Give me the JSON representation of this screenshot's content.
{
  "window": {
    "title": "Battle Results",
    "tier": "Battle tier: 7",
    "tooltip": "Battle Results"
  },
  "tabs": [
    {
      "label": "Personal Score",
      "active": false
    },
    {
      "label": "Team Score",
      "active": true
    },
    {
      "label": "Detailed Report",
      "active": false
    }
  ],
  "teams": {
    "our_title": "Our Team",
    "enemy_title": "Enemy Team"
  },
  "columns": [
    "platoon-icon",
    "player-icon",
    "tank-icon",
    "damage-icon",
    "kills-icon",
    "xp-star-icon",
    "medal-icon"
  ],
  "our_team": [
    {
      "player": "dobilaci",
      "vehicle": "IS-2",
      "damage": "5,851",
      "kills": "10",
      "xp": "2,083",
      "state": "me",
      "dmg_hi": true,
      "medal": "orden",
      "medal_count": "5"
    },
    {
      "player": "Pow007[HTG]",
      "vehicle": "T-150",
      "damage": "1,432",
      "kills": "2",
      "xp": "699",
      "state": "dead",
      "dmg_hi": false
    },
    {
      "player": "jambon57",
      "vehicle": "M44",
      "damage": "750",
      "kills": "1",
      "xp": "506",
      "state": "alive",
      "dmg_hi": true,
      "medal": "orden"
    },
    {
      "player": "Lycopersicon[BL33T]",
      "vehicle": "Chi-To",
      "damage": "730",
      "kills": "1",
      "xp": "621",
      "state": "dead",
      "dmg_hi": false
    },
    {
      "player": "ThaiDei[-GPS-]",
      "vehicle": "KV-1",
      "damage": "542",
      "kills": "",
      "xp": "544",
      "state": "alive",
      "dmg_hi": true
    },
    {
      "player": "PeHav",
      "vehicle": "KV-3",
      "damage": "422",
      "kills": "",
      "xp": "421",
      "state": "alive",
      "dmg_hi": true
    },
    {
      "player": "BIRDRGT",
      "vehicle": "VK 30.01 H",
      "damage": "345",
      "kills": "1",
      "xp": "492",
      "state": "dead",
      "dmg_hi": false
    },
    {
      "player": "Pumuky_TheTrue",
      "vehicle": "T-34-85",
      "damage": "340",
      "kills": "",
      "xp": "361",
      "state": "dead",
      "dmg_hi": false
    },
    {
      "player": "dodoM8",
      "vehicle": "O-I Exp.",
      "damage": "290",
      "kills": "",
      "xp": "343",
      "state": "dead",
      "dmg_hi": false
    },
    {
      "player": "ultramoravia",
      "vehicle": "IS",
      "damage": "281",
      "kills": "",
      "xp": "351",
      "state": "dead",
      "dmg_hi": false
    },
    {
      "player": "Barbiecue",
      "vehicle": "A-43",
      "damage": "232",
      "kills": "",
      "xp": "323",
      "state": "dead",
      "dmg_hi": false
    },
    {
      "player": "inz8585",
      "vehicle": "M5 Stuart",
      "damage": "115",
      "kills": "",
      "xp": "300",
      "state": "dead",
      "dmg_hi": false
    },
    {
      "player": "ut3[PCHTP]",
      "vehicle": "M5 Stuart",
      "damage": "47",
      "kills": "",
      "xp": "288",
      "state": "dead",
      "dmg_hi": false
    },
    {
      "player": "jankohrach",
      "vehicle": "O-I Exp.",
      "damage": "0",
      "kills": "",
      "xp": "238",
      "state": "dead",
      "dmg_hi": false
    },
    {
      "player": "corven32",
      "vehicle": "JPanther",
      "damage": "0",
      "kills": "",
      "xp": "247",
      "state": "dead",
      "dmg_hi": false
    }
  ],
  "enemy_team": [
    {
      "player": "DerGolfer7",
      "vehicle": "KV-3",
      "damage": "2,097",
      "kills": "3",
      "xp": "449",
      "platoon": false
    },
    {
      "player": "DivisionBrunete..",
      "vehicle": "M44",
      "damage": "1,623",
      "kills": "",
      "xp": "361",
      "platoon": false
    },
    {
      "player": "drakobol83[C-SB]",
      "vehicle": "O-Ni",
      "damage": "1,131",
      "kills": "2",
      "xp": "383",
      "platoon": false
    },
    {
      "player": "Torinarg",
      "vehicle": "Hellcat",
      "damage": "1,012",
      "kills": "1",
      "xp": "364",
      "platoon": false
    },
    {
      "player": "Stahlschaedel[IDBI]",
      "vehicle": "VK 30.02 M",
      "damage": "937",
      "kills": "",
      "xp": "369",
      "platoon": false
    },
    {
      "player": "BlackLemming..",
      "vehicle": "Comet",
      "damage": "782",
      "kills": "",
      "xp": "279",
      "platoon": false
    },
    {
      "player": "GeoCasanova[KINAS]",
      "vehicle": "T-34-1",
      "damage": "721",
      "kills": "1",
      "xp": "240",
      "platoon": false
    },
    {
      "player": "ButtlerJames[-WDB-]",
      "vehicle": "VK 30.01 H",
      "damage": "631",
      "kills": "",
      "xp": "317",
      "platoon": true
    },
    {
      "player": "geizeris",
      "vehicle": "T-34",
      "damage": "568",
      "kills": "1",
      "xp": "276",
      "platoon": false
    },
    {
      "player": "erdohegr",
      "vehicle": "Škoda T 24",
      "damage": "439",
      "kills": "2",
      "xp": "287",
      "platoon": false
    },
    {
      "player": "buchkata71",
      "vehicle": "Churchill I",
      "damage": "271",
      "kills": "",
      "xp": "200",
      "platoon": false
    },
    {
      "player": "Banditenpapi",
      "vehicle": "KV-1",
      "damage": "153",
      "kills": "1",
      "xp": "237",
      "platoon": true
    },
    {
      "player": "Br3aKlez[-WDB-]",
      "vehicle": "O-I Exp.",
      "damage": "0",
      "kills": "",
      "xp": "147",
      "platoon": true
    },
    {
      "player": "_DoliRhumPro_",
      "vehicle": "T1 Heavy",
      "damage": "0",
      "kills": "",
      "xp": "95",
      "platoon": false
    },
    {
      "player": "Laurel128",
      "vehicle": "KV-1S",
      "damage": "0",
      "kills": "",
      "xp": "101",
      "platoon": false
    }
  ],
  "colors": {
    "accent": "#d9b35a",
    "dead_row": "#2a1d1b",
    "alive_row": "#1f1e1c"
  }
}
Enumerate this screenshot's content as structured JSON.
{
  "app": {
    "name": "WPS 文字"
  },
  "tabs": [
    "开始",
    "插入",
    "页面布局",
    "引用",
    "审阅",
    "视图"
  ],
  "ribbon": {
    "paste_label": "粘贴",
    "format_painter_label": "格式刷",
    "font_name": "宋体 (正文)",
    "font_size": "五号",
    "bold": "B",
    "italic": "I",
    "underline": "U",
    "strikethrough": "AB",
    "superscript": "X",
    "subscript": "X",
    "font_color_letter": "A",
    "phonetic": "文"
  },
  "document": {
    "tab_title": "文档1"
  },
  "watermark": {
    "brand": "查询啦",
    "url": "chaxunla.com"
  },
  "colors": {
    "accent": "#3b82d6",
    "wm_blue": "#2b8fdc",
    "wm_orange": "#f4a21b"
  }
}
....
Requirements:
Transcribe every record above exactly as it appears.

Right answer:
Give me the JSON representation of this screenshot's content.
{
  "window": {
    "title": "Battle Results",
    "tier": "Battle tier: 7",
    "tooltip": "Battle Results"
  },
  "tabs": [
    {
      "label": "Personal Score",
      "active": false
    },
    {
      "label": "Team Score",
      "active": true
    },
    {
      "label": "Detailed Report",
      "active": false
    }
  ],
  "teams": {
    "our_title": "Our Team",
    "enemy_title": "Enemy Team"
  },
  "columns": [
    "platoon-icon",
    "player-icon",
    "tank-icon",
    "damage-icon",
    "kills-icon",
    "xp-star-icon",
    "medal-icon"
  ],
  "our_team": [
    {
      "player": "dobilaci",
      "vehicle": "IS-2",
      "damage": "5,851",
      "kills": "10",
      "xp": "2,083",
      "state": "me",
      "dmg_hi": true,
      "medal": "orden",
      "medal_count": "5"
    },
    {
      "player": "Pow007[HTG]",
      "vehicle": "T-150",
      "damage": "1,432",
      "kills": "2",
      "xp": "699",
      "state": "dead",
      "dmg_hi": false
    },
    {
      "player": "jambon57",
      "vehicle": "M44",
      "damage": "750",
      "kills": "1",
      "xp": "506",
      "state": "alive",
      "dmg_hi": true,
      "medal": "orden"
    },
    {
      "player": "Lycopersicon[BL33T]",
      "vehicle": "Chi-To",
      "damage": "730",
      "kills": "1",
      "xp": "621",
      "state": "dead",
      "dmg_hi": false
    },
    {
      "player": "ThaiDei[-GPS-]",
      "vehicle": "KV-1",
      "damage": "542",
      "kills": "",
      "xp": "544",
      "state": "alive",
      "dmg_hi": true
    },
    {
      "player": "PeHav",
      "vehicle": "KV-3",
      "damage": "422",
      "kills": "",
      "xp": "421",
      "state": "alive",
      "dmg_hi": true
    },
    {
      "player": "BIRDRGT",
      "vehicle": "VK 30.01 H",
      "damage": "345",
      "kills": "1",
      "xp": "492",
      "state": "dead",
      "dmg_hi": false
    },
    {
      "player": "Pumuky_TheTrue",
      "vehicle": "T-34-85",
      "damage": "340",
      "kills": "",
      "xp": "361",
      "state": "dead",
      "dmg_hi": false
    },
    {
      "player": "dodoM8",
      "vehicle": "O-I Exp.",
      "damage": "290",
      "kills": "",
      "xp": "343",
      "state": "dead",
      "dmg_hi": false
    },
    {
      "player": "ultramoravia",
      "vehicle": "IS",
      "damage": "281",
      "kills": "",
      "xp": "351",
      "state": "dead",
      "dmg_hi": false
    },
    {
      "player": "Barbiecue",
      "vehicle": "A-43",
      "damage": "232",
      "kills": "",
      "xp": "323",
      "state": "dead",
      "dmg_hi": false
    },
    {
      "player": "inz8585",
      "vehicle": "M5 Stuart",
      "damage": "115",
      "kills": "",
      "xp": "300",
      "state": "dead",
      "dmg_hi": false
    },
    {
      "player": "ut3[PCHTP]",
      "vehicle": "M5 Stuart",
      "damage": "47",
      "kills": "",
      "xp": "288",
      "state": "dead",
      "dmg_hi": false
    },
    {
      "player": "jankohrach",
      "vehicle": "O-I Exp.",
      "damage": "0",
      "kills": "",
      "xp": "238",
      "state": "dead",
      "dmg_hi": false
    },
    {
      "player": "corven32",
      "vehicle": "JPanther",
      "damage": "0",
      "kills": "",
      "xp": "247",
      "state": "dead",
      "dmg_hi": false
    }
  ],
  "enemy_team": [
    {
      "player": "DerGolfer7",
      "vehicle": "KV-3",
      "damage": "2,097",
      "kills": "3",
      "xp": "449",
      "platoon": false
    },
    {
      "player": "DivisionBrunete..",
      "vehicle": "M44",
      "damage": "1,623",
      "kills": "",
      "xp": "361",
      "platoon": false
    },
    {
      "player": "drakobol83[C-SB]",
      "vehicle": "O-Ni",
      "damage": "1,131",
      "kills": "2",
      "xp": "383",
      "platoon": false
    },
    {
      "player": "Torinarg",
      "vehicle": "Hellcat",
      "damage": "1,012",
      "kills": "1",
      "xp": "364",
      "platoon": false
    },
    {
      "player": "Stahlschaedel[IDBI]",
      "vehicle": "VK 30.02 M",
      "damage": "937",
      "kills": "",
      "xp": "369",
      "platoon": false
    },
    {
      "player": "BlackLemming..",
      "vehicle": "Comet",
      "damage": "782",
      "kills": "",
      "xp": "279",
      "platoon": false
    },
    {
      "player": "GeoCasanova[KINAS]",
      "vehicle": "T-34-1",
      "damage": "721",
      "kills": "1",
      "xp": "240",
      "platoon": false
    },
    {
      "player": "ButtlerJames[-WDB-]",
      "vehicle": "VK 30.01 H",
      "damage": "631",
      "kills": "",
      "xp": "317",
      "platoon": true
    },
    {
      "player": "geizeris",
      "vehicle": "T-34",
      "damage": "568",
      "kills": "1",
      "xp": "276",
      "platoon": false
    },
    {
      "player": "erdohegr",
      "vehicle": "Škoda T 24",
      "damage": "439",
      "kills": "2",
      "xp": "287",
      "platoon": false
    },
    {
      "player": "buchkata71",
      "vehicle": "Churchill I",
      "damage": "271",
      "kills": "",
      "xp": "200",
      "platoon": false
    },
    {
      "player": "Banditenpapi",
      "vehicle": "KV-1",
      "damage": "153",
      "kills": "1",
      "xp": "237",
      "platoon": true
    },
    {
      "player": "Br3aKlez[-WDB-]",
      "vehicle": "O-I Exp.",
      "damage": "0",
      "kills": "",
      "xp": "147",
      "platoon": true
    },
    {
      "player": "_DoliRhumPro_",
      "vehicle": "T1 Heavy",
      "damage": "0",
      "kills": "",
      "xp": "95",
      "platoon": false
    },
    {
      "player": "Laurel128",
      "vehicle": "KV-1S",
      "damage": "0",
      "kills": "",
      "xp": "101",
      "platoon": false
    }
  ],
  "colors": {
    "accent": "#d9b35a",
    "dead_row": "#2a1d1b",
    "alive_row": "#1f1e1c"
  }
}
Enumerate this screenshot's content as structured JSON.
{
  "app": {
    "name": "WPS 文字"
  },
  "tabs": [
    "开始",
    "插入",
    "页面布局",
    "引用",
    "审阅",
    "视图"
  ],
  "ribbon": {
    "paste_label": "粘贴",
    "format_painter_label": "格式刷",
    "font_name": "宋体 (正文)",
    "font_size": "五号",
    "bold": "B",
    "italic": "I",
    "underline": "U",
    "strikethrough": "AB",
    "superscript": "X",
    "subscript": "X",
    "font_color_letter": "A",
    "phonetic": "文"
  },
  "document": {
    "tab_title": "文档1"
  },
  "watermark": {
    "brand": "查询啦",
    "url": "chaxunla.com"
  },
  "colors": {
    "accent": "#3b82d6",
    "wm_blue": "#2b8fdc",
    "wm_orange": "#f4a21b"
  }
}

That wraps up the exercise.